▼
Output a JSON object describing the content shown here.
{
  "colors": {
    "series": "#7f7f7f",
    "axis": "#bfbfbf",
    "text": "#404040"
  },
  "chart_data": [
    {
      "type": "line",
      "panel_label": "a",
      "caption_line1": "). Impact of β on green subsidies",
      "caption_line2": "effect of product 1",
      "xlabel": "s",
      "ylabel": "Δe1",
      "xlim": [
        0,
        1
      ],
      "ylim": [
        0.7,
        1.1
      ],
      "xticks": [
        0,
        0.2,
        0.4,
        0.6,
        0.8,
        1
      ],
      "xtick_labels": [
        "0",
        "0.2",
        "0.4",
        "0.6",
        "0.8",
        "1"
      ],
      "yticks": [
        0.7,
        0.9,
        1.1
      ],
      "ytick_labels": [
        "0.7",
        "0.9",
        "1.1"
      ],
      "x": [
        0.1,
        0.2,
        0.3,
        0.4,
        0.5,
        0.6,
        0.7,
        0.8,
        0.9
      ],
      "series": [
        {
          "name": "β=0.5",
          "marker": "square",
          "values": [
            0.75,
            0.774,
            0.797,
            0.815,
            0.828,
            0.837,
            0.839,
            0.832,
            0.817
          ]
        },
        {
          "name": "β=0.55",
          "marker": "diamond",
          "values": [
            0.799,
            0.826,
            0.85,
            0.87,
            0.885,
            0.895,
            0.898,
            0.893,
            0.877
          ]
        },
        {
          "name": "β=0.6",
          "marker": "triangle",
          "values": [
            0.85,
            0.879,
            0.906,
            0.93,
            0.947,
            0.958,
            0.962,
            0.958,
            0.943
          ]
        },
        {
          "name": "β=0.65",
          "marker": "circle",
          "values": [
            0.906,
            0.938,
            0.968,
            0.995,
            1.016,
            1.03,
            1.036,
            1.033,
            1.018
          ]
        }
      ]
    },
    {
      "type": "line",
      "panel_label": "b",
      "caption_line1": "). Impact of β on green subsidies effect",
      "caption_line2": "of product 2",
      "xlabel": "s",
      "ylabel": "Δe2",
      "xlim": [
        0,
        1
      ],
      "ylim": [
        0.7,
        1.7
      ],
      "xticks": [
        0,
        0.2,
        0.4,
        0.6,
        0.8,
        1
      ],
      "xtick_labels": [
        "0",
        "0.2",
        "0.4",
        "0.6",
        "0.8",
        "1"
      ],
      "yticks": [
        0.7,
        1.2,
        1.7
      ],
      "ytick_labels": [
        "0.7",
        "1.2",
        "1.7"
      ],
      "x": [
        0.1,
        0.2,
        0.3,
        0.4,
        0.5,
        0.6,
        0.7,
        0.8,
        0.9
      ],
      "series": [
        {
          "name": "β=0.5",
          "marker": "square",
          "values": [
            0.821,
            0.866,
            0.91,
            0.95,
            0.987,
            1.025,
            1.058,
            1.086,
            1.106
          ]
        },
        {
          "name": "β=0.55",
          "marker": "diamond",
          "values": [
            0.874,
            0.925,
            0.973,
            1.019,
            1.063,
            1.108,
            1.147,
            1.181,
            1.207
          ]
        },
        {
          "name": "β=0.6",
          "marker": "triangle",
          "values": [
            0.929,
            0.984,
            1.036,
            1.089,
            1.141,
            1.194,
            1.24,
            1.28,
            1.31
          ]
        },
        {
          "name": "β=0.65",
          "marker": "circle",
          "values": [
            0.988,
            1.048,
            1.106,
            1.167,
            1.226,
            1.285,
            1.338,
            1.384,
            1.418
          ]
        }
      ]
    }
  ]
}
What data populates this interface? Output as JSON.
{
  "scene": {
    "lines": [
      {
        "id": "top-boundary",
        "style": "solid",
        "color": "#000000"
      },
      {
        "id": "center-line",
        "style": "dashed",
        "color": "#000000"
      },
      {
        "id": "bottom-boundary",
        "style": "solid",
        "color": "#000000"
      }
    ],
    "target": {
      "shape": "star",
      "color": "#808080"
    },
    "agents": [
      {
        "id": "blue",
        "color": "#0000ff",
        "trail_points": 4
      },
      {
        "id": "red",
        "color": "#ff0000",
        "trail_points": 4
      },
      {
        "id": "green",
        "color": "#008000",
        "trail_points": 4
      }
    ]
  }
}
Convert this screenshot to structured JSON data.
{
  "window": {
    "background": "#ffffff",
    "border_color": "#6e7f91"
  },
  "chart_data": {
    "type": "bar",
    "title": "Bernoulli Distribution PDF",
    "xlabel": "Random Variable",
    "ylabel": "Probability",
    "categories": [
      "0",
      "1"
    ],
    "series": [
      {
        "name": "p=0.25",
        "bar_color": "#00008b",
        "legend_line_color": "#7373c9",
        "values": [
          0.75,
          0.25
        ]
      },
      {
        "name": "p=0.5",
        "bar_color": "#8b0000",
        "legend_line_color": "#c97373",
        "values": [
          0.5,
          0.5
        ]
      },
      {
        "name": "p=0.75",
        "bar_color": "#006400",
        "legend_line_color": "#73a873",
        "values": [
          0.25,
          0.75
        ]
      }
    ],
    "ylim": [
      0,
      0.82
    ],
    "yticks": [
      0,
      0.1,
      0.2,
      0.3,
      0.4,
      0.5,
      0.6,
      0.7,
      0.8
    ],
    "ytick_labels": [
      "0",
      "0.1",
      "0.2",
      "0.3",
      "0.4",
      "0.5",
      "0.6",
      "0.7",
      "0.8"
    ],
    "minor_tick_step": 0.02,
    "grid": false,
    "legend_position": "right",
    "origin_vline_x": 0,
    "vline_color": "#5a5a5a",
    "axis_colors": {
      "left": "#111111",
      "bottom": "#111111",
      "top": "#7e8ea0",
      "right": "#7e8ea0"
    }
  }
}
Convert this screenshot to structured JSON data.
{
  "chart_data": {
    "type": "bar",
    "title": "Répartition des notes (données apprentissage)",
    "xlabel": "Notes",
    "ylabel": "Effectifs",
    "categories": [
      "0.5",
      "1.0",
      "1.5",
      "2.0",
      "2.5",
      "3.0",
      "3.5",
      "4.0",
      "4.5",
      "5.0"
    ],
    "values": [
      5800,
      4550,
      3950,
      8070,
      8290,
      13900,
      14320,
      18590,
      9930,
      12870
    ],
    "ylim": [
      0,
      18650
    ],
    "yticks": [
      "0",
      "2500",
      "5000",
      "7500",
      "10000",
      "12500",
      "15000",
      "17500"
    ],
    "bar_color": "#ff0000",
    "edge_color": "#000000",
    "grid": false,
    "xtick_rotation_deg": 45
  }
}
▲
_What the exercise asks_
Calculate how many lines of the material include the string "ylabel", and state that number by itself.

_Final result_
4